--- START OF INFORMATION SUPPLIED ---

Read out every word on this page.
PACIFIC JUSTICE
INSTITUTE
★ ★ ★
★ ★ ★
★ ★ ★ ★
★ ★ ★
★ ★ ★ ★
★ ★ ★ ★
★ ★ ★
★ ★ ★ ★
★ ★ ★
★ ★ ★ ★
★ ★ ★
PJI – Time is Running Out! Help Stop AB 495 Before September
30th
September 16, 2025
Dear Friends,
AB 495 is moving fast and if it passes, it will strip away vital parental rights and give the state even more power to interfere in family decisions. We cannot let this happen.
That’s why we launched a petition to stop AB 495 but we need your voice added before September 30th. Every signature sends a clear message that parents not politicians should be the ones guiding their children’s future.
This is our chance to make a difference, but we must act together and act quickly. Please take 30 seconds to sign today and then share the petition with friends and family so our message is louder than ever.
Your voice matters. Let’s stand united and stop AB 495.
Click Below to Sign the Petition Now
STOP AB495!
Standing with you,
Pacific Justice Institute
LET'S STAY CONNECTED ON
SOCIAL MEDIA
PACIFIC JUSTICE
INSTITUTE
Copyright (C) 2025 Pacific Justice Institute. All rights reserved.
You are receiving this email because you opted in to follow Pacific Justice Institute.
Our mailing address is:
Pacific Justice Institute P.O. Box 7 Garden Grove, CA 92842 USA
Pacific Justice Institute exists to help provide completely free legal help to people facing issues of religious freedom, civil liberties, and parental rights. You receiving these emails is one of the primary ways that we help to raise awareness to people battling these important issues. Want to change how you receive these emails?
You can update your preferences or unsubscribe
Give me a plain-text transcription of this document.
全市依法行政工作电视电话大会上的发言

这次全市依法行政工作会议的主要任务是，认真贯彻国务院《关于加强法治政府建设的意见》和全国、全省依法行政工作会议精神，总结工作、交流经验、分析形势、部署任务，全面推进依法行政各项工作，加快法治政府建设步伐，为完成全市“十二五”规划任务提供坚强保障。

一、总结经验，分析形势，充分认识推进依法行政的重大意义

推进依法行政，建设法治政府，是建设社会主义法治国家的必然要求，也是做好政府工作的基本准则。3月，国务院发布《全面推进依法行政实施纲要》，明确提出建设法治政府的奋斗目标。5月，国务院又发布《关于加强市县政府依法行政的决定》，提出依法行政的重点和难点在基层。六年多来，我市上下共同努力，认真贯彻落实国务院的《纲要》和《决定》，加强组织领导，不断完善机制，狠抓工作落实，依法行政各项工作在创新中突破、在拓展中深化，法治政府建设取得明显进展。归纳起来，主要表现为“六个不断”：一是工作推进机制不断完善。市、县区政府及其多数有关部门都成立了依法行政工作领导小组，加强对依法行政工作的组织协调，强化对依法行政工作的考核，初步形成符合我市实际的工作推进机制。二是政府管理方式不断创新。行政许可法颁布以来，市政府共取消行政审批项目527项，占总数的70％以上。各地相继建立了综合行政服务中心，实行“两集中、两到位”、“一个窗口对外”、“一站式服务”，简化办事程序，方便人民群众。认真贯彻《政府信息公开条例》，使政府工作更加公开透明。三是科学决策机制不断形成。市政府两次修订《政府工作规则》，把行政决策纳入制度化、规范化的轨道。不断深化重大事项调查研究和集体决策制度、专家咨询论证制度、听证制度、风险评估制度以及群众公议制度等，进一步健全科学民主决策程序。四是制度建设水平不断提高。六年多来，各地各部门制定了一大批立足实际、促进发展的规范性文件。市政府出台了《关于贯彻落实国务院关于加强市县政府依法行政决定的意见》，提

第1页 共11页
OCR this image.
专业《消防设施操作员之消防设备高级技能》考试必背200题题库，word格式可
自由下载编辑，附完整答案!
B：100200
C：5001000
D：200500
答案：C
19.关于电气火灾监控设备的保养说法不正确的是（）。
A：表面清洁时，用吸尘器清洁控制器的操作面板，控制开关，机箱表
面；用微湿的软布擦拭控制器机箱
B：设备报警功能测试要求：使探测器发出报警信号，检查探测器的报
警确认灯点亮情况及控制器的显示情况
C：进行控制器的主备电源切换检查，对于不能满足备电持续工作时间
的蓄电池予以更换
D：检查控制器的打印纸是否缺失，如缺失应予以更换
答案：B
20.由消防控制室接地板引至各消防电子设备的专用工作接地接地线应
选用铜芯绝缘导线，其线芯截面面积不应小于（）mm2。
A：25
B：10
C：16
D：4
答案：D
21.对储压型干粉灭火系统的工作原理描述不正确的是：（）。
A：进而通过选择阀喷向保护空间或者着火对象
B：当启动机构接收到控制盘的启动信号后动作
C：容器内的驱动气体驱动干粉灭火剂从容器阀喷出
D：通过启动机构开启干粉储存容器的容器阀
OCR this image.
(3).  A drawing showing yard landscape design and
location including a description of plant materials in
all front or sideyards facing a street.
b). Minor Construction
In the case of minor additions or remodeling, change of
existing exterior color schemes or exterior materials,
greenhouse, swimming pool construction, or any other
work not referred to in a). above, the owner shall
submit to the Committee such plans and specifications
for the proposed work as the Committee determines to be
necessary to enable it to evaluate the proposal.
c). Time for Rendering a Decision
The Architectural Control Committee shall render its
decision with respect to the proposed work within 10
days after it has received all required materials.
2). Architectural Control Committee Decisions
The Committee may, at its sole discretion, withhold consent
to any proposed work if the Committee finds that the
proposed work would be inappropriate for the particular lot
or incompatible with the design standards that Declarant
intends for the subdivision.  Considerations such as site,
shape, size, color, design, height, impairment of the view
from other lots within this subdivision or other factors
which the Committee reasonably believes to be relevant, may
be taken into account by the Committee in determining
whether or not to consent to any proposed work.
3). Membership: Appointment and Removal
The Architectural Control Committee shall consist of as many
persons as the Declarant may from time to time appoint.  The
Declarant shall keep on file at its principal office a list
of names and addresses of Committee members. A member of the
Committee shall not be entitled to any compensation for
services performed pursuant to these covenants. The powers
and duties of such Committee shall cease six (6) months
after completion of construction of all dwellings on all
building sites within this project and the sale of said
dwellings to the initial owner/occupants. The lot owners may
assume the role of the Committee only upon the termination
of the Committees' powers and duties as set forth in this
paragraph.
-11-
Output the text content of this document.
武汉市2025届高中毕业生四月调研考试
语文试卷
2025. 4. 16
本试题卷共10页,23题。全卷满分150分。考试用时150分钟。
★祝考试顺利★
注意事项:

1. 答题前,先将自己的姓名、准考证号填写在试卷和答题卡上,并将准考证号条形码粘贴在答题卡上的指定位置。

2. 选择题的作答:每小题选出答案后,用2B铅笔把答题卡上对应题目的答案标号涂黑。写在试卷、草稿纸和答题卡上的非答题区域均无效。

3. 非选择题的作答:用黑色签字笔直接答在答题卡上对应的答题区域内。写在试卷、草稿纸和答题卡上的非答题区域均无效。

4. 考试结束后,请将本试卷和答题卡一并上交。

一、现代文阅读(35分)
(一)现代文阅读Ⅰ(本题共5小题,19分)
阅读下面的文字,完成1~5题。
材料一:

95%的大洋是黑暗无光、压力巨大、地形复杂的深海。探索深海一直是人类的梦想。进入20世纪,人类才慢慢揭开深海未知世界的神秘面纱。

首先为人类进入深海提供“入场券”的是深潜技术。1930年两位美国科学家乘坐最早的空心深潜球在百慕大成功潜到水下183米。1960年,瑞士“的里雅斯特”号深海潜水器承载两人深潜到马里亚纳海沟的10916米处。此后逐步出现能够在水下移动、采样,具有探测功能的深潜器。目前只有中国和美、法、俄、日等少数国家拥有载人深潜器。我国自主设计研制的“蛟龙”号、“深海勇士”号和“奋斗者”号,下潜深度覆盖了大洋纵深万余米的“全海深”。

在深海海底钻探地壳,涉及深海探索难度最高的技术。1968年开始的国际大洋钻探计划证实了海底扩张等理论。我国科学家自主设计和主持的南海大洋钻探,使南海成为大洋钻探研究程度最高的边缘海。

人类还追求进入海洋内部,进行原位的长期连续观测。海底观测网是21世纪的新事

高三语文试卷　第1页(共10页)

--- END OF INFORMATION SUPPLIED ---

THE TASK:
For each line of the entries that includes "other", show that line.

EXERCISE RESULT:
greenhouse, swimming pool construction, or any other
from other lots within this subdivision or other factors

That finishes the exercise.